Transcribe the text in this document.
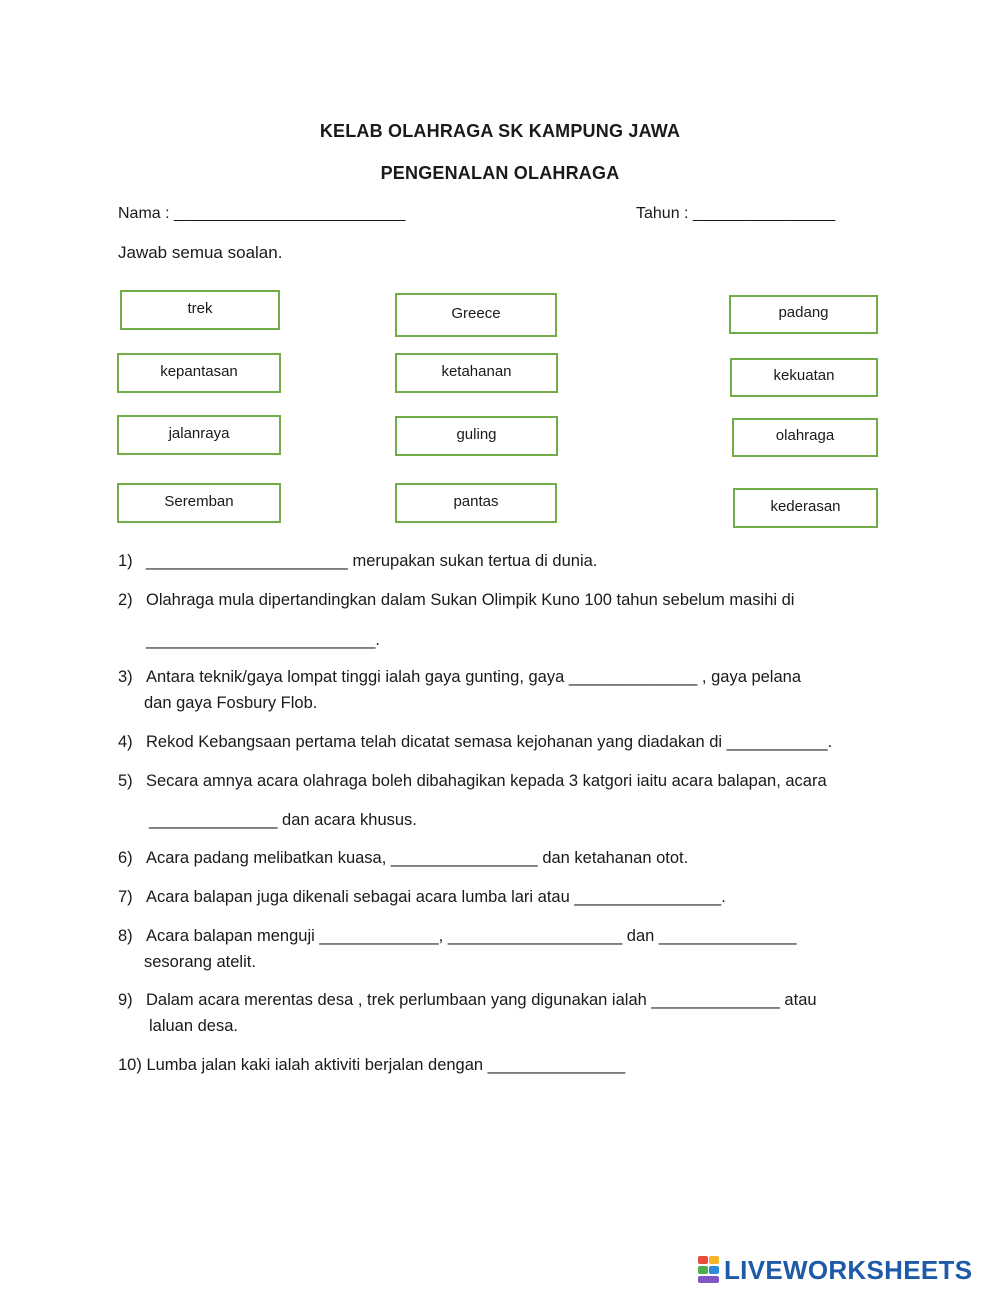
KELAB OLAHRAGA SK KAMPUNG JAWA
PENGENALAN OLAHRAGA
Nama : __________________________	Tahun : ________________
Jawab semua soalan.
trek	Greece	padang
kepantasan	ketahanan	kekuatan
jalanraya	guling	olahraga
Seremban	pantas	kederasan
1) ______________________ merupakan sukan tertua di dunia.
2) Olahraga mula dipertandingkan dalam Sukan Olimpik Kuno 100 tahun sebelum masihi di
_________________________.
3) Antara teknik/gaya lompat tinggi ialah gaya gunting, gaya ______________ , gaya pelana
dan gaya Fosbury Flob.
4) Rekod Kebangsaan pertama telah dicatat semasa kejohanan yang diadakan di ___________.
5) Secara amnya acara olahraga boleh dibahagikan kepada 3 katgori iaitu acara balapan, acara
______________ dan acara khusus.
6) Acara padang melibatkan kuasa, ________________ dan ketahanan otot.
7) Acara balapan juga dikenali sebagai acara lumba lari atau ________________.
8) Acara balapan menguji _____________, ___________________ dan _______________
sesorang atelit.
9) Dalam acara merentas desa , trek perlumbaan yang digunakan ialah ______________ atau
laluan desa.
10) Lumba jalan kaki ialah aktiviti berjalan dengan _______________
LIVEWORKSHEETS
————————
_What to produce_. Repeat the records in full, exactly as they appear, without the pictures.

_Right answer_.
Transcribe the text in this document.
KELAB OLAHRAGA SK KAMPUNG JAWA
PENGENALAN OLAHRAGA
Nama : __________________________	Tahun : ________________
Jawab semua soalan.
trek	Greece	padang
kepantasan	ketahanan	kekuatan
jalanraya	guling	olahraga
Seremban	pantas	kederasan
1) ______________________ merupakan sukan tertua di dunia.
2) Olahraga mula dipertandingkan dalam Sukan Olimpik Kuno 100 tahun sebelum masihi di
_________________________.
3) Antara teknik/gaya lompat tinggi ialah gaya gunting, gaya ______________ , gaya pelana
dan gaya Fosbury Flob.
4) Rekod Kebangsaan pertama telah dicatat semasa kejohanan yang diadakan di ___________.
5) Secara amnya acara olahraga boleh dibahagikan kepada 3 katgori iaitu acara balapan, acara
______________ dan acara khusus.
6) Acara padang melibatkan kuasa, ________________ dan ketahanan otot.
7) Acara balapan juga dikenali sebagai acara lumba lari atau ________________.
8) Acara balapan menguji _____________, ___________________ dan _______________
sesorang atelit.
9) Dalam acara merentas desa , trek perlumbaan yang digunakan ialah ______________ atau
laluan desa.
10) Lumba jalan kaki ialah aktiviti berjalan dengan _______________
LIVEWORKSHEETS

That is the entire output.